**Exercise description**
Find every line of the listing below where "image" appears, and copy it.

**Extracted records**
## Begin
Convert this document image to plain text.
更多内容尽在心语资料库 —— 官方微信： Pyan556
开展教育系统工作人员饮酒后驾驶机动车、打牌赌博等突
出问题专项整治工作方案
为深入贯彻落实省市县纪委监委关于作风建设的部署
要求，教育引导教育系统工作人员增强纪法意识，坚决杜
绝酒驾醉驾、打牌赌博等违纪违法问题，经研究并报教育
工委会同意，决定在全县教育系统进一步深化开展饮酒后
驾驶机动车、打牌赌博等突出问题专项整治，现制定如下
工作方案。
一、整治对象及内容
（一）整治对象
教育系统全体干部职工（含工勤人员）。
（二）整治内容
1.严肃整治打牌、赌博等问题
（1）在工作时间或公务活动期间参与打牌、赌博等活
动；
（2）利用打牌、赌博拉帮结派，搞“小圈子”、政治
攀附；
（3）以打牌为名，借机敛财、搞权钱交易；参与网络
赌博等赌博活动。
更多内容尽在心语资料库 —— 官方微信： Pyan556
## End
## Begin
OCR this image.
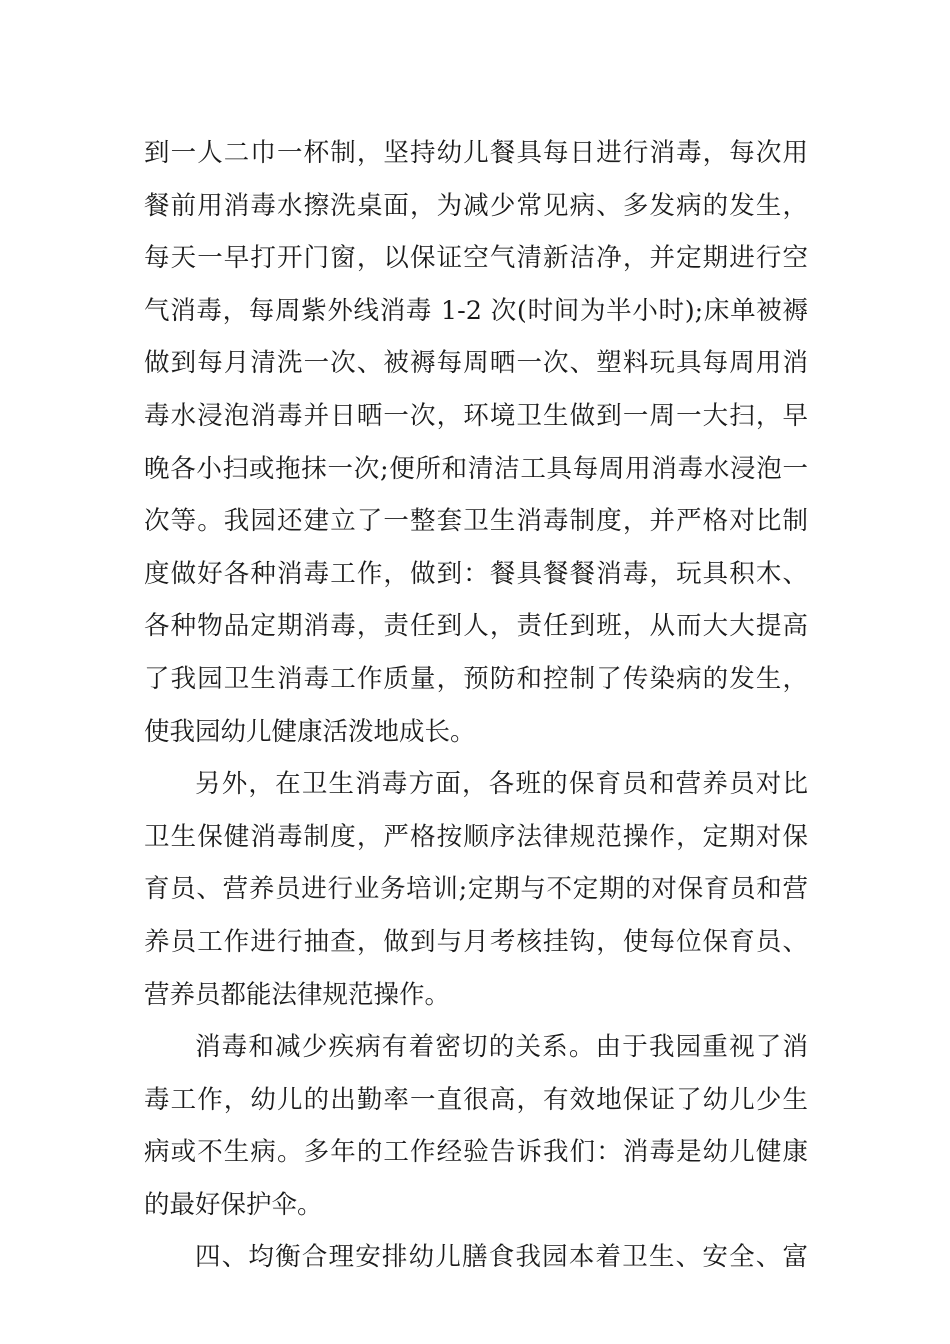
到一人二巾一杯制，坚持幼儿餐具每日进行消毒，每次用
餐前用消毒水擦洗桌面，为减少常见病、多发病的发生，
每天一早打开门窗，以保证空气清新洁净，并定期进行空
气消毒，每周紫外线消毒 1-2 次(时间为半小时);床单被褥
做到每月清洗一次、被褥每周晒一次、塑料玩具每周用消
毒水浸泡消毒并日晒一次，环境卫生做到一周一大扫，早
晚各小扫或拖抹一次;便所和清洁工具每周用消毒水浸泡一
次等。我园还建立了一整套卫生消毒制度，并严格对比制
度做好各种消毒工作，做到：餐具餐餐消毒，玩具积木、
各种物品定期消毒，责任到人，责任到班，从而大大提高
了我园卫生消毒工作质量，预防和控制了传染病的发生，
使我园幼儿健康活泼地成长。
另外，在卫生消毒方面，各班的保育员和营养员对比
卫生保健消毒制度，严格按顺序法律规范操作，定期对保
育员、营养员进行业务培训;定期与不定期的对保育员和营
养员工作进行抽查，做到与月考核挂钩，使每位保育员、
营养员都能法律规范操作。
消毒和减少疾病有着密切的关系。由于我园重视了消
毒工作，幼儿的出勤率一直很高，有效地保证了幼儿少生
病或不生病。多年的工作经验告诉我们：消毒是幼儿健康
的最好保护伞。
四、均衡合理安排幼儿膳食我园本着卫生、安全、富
## End
**Solution**
Convert this document image to plain text.
OCR this image.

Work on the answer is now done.